◆ Extracted data
____________________

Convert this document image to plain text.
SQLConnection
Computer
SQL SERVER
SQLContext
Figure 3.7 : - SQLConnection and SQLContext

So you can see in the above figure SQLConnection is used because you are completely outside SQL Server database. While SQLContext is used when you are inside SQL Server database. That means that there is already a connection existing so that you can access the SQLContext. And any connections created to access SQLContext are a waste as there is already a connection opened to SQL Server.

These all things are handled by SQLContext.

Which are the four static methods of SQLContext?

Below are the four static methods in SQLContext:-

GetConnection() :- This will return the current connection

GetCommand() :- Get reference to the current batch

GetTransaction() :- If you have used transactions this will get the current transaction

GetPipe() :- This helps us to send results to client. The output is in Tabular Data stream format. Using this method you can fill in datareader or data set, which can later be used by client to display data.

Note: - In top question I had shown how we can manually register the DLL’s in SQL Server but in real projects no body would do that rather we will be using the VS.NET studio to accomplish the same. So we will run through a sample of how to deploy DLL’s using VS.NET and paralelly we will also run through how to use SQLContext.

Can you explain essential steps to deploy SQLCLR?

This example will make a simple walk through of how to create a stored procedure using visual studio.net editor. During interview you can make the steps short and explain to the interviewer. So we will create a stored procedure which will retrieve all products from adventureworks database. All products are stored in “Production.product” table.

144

____________________

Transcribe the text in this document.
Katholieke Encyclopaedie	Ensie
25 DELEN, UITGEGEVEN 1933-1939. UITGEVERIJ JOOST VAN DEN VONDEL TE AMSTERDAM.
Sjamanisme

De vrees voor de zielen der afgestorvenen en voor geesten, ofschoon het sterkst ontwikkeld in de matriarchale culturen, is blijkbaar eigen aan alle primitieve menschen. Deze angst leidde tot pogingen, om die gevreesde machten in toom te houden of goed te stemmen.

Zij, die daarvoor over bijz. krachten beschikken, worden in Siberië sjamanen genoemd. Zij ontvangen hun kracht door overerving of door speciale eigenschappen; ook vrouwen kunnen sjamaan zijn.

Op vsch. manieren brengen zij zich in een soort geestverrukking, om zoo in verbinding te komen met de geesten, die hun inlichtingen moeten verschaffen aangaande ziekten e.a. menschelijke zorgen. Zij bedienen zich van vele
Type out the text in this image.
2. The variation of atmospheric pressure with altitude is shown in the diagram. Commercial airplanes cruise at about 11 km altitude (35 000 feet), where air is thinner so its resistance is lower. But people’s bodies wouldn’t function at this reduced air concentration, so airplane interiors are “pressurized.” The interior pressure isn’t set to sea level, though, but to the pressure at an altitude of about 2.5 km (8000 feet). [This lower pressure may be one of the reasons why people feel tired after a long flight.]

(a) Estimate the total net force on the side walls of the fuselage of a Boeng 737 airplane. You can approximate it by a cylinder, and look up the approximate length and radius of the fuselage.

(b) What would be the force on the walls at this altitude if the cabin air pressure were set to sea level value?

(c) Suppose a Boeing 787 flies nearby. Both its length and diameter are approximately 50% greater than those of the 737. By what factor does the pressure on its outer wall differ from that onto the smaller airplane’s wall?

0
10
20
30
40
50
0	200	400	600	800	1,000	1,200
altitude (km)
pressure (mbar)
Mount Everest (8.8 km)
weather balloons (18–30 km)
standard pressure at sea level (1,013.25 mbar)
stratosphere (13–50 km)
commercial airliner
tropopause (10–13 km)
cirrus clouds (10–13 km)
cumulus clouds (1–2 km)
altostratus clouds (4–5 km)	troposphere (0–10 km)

____________________

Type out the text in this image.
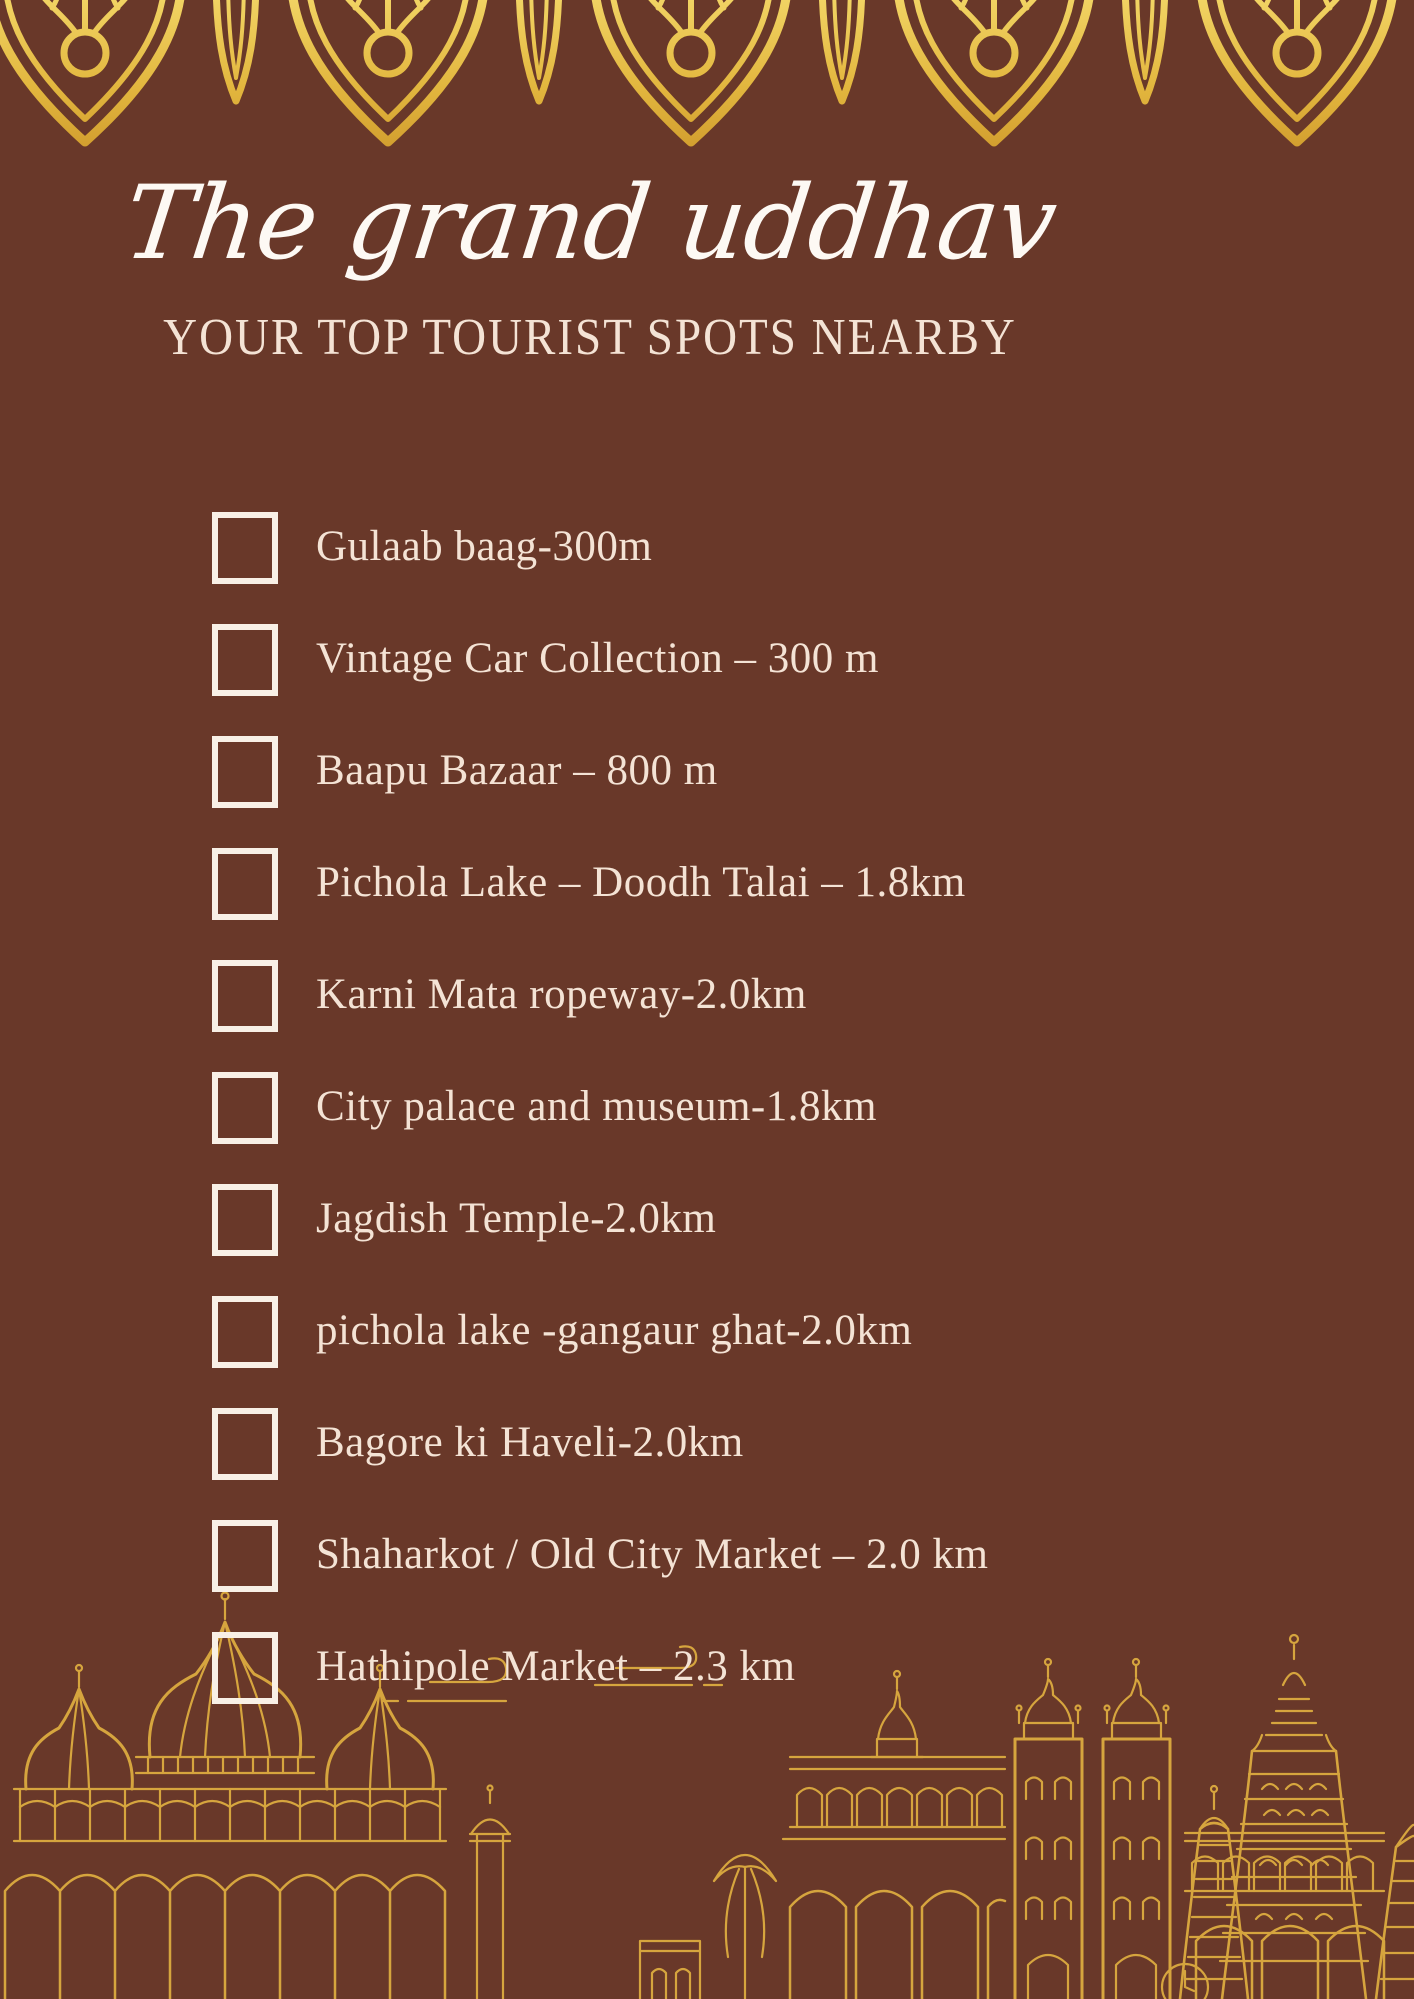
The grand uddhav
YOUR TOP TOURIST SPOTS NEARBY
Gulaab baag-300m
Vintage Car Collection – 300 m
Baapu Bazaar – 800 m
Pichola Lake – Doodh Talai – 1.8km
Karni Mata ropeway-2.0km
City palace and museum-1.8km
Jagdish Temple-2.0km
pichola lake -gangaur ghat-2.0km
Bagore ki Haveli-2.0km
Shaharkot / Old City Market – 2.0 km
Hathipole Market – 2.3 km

____________________

Locate all lines in the listing above with the word "methods". Copy them.

Which are the four static methods of SQLContext?
Below are the four static methods in SQLContext:-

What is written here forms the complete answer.